• Your objective
Give all the lines below again, exactly, with no pictures.

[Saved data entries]
• • • • •

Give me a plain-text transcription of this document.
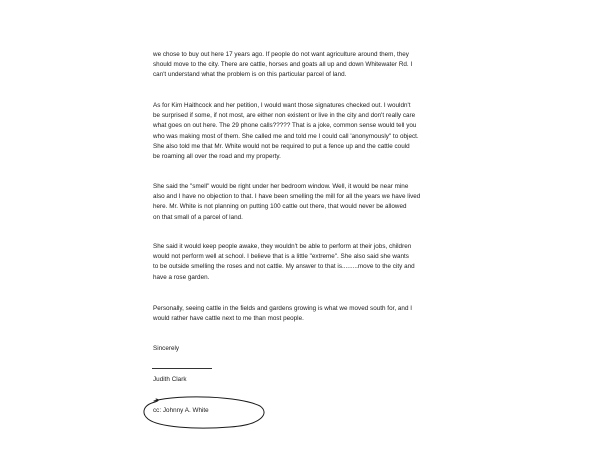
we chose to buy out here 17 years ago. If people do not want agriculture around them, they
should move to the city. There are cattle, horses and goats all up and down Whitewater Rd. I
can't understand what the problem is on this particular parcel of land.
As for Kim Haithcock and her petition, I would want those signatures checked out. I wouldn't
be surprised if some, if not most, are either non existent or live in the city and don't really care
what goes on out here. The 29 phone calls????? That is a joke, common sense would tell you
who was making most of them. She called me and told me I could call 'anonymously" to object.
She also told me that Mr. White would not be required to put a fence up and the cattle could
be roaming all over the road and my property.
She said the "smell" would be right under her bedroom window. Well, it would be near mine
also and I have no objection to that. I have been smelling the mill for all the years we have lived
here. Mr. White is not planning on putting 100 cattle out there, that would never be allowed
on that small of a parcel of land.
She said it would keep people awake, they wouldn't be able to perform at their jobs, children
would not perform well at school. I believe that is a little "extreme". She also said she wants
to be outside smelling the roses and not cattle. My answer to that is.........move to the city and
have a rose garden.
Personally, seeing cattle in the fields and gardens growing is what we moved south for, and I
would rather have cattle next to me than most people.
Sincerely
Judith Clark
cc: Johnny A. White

• • • • •

• The output
Give me a plain-text transcription of this document.
we chose to buy out here 17 years ago. If people do not want agriculture around them, they
should move to the city. There are cattle, horses and goats all up and down Whitewater Rd. I
can't understand what the problem is on this particular parcel of land.
As for Kim Haithcock and her petition, I would want those signatures checked out. I wouldn't
be surprised if some, if not most, are either non existent or live in the city and don't really care
what goes on out here. The 29 phone calls????? That is a joke, common sense would tell you
who was making most of them. She called me and told me I could call 'anonymously" to object.
She also told me that Mr. White would not be required to put a fence up and the cattle could
be roaming all over the road and my property.
She said the "smell" would be right under her bedroom window. Well, it would be near mine
also and I have no objection to that. I have been smelling the mill for all the years we have lived
here. Mr. White is not planning on putting 100 cattle out there, that would never be allowed
on that small of a parcel of land.
She said it would keep people awake, they wouldn't be able to perform at their jobs, children
would not perform well at school. I believe that is a little "extreme". She also said she wants
to be outside smelling the roses and not cattle. My answer to that is.........move to the city and
have a rose garden.
Personally, seeing cattle in the fields and gardens growing is what we moved south for, and I
would rather have cattle next to me than most people.
Sincerely
Judith Clark
cc: Johnny A. White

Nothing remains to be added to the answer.